To be done ▸ Write the count of lines that contain the word "this" and nothing else.

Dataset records

------------------------------------------------------------------------

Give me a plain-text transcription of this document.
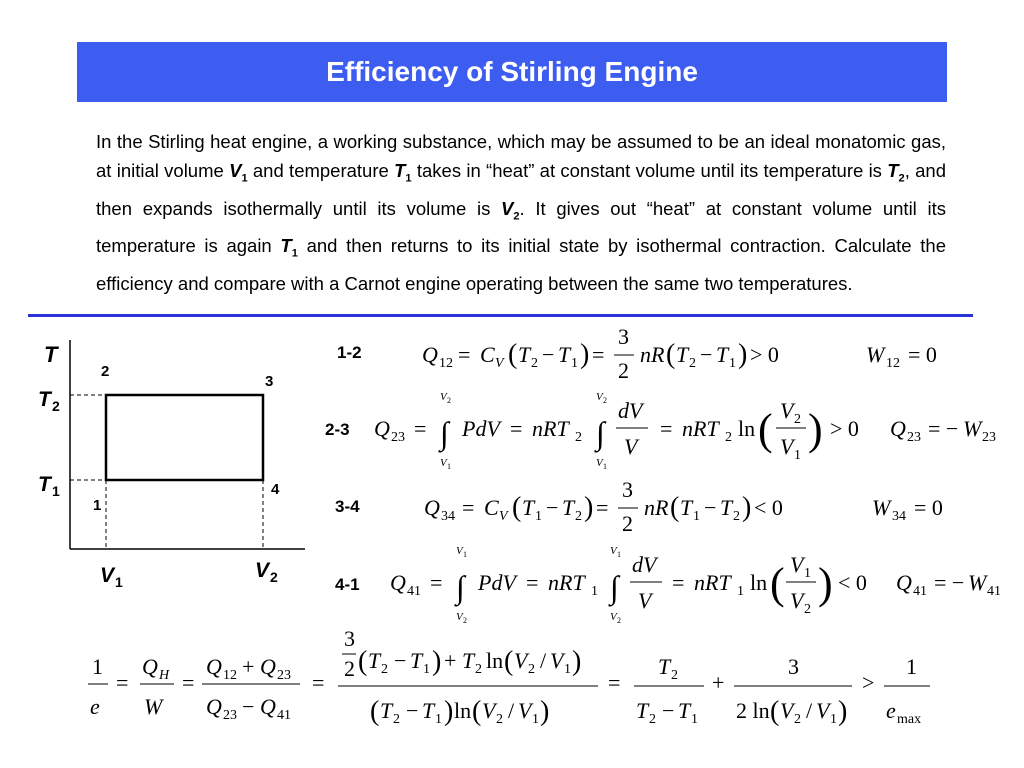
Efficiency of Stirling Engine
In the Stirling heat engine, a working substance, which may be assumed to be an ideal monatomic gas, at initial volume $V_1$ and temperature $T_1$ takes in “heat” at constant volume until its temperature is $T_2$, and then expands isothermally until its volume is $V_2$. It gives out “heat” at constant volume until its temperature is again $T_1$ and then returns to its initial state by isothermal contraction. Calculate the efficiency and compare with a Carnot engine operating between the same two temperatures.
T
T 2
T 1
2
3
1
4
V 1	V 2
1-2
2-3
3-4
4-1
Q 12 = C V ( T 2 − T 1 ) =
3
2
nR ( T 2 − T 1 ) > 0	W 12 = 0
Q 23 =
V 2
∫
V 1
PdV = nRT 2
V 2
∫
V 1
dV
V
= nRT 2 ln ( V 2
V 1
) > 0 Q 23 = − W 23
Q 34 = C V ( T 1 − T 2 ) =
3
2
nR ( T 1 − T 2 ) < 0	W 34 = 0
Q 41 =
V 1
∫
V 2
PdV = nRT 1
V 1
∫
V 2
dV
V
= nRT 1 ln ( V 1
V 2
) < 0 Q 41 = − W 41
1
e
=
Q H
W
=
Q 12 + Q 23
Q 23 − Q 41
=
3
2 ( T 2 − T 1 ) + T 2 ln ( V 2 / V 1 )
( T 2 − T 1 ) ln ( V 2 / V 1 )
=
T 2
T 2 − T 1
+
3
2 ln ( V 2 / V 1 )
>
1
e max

------------------------------------------------------------------------

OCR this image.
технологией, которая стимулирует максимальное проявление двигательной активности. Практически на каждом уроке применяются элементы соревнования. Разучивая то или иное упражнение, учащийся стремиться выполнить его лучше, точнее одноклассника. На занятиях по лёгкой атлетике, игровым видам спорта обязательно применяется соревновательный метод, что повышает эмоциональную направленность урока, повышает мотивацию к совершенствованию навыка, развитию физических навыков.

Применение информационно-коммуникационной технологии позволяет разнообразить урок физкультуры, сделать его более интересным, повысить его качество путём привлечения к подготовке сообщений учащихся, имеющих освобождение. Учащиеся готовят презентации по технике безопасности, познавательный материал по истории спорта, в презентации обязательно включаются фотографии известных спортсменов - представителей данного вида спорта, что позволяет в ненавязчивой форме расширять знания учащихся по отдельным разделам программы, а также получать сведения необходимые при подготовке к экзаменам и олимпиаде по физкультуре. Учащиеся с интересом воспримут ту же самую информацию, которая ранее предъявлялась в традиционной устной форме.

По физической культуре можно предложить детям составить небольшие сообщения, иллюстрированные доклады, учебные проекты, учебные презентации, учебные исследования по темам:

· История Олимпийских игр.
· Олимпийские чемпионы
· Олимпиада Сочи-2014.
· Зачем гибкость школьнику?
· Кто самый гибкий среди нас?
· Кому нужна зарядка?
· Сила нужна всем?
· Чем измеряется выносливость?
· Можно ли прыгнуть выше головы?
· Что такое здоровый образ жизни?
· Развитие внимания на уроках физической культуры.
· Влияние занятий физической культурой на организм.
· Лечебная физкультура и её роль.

------------------------------------------------------------------------

Exercise answer ▸ 2